Source data
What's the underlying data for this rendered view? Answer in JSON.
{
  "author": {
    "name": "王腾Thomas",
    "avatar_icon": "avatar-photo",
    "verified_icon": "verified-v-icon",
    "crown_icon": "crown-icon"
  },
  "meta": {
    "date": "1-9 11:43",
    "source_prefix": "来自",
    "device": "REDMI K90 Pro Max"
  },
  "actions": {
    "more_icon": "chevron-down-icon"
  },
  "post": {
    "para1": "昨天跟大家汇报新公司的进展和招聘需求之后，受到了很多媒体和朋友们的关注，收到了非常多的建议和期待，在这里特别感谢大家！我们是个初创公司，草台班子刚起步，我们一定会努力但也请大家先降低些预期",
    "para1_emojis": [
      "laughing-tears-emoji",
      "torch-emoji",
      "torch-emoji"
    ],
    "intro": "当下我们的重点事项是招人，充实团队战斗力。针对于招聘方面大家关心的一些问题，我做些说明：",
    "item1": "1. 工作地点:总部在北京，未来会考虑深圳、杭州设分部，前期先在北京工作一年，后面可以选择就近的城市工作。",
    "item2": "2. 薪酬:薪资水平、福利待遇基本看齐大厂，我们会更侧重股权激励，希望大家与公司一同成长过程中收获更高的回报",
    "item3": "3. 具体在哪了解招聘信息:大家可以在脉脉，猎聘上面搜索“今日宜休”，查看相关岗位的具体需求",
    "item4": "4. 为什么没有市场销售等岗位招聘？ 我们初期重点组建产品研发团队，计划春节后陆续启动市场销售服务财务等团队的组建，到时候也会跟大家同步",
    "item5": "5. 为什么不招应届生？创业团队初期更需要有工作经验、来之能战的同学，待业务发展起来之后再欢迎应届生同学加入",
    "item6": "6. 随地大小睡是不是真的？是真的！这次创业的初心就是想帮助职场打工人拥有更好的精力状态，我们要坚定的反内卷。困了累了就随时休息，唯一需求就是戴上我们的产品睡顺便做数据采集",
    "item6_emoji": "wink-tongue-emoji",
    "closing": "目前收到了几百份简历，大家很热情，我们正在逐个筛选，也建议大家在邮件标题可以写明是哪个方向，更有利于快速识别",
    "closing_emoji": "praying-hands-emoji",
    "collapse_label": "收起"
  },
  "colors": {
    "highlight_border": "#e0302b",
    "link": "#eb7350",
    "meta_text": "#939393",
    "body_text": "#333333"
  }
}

Given exercise - In full and verbatim, repeat the records given above.

Written response -
What's the underlying data for this rendered view? Answer in JSON.
{
  "author": {
    "name": "王腾Thomas",
    "avatar_icon": "avatar-photo",
    "verified_icon": "verified-v-icon",
    "crown_icon": "crown-icon"
  },
  "meta": {
    "date": "1-9 11:43",
    "source_prefix": "来自",
    "device": "REDMI K90 Pro Max"
  },
  "actions": {
    "more_icon": "chevron-down-icon"
  },
  "post": {
    "para1": "昨天跟大家汇报新公司的进展和招聘需求之后，受到了很多媒体和朋友们的关注，收到了非常多的建议和期待，在这里特别感谢大家！我们是个初创公司，草台班子刚起步，我们一定会努力但也请大家先降低些预期",
    "para1_emojis": [
      "laughing-tears-emoji",
      "torch-emoji",
      "torch-emoji"
    ],
    "intro": "当下我们的重点事项是招人，充实团队战斗力。针对于招聘方面大家关心的一些问题，我做些说明：",
    "item1": "1. 工作地点:总部在北京，未来会考虑深圳、杭州设分部，前期先在北京工作一年，后面可以选择就近的城市工作。",
    "item2": "2. 薪酬:薪资水平、福利待遇基本看齐大厂，我们会更侧重股权激励，希望大家与公司一同成长过程中收获更高的回报",
    "item3": "3. 具体在哪了解招聘信息:大家可以在脉脉，猎聘上面搜索“今日宜休”，查看相关岗位的具体需求",
    "item4": "4. 为什么没有市场销售等岗位招聘？ 我们初期重点组建产品研发团队，计划春节后陆续启动市场销售服务财务等团队的组建，到时候也会跟大家同步",
    "item5": "5. 为什么不招应届生？创业团队初期更需要有工作经验、来之能战的同学，待业务发展起来之后再欢迎应届生同学加入",
    "item6": "6. 随地大小睡是不是真的？是真的！这次创业的初心就是想帮助职场打工人拥有更好的精力状态，我们要坚定的反内卷。困了累了就随时休息，唯一需求就是戴上我们的产品睡顺便做数据采集",
    "item6_emoji": "wink-tongue-emoji",
    "closing": "目前收到了几百份简历，大家很热情，我们正在逐个筛选，也建议大家在邮件标题可以写明是哪个方向，更有利于快速识别",
    "closing_emoji": "praying-hands-emoji",
    "collapse_label": "收起"
  },
  "colors": {
    "highlight_border": "#e0302b",
    "link": "#eb7350",
    "meta_text": "#939393",
    "body_text": "#333333"
  }
}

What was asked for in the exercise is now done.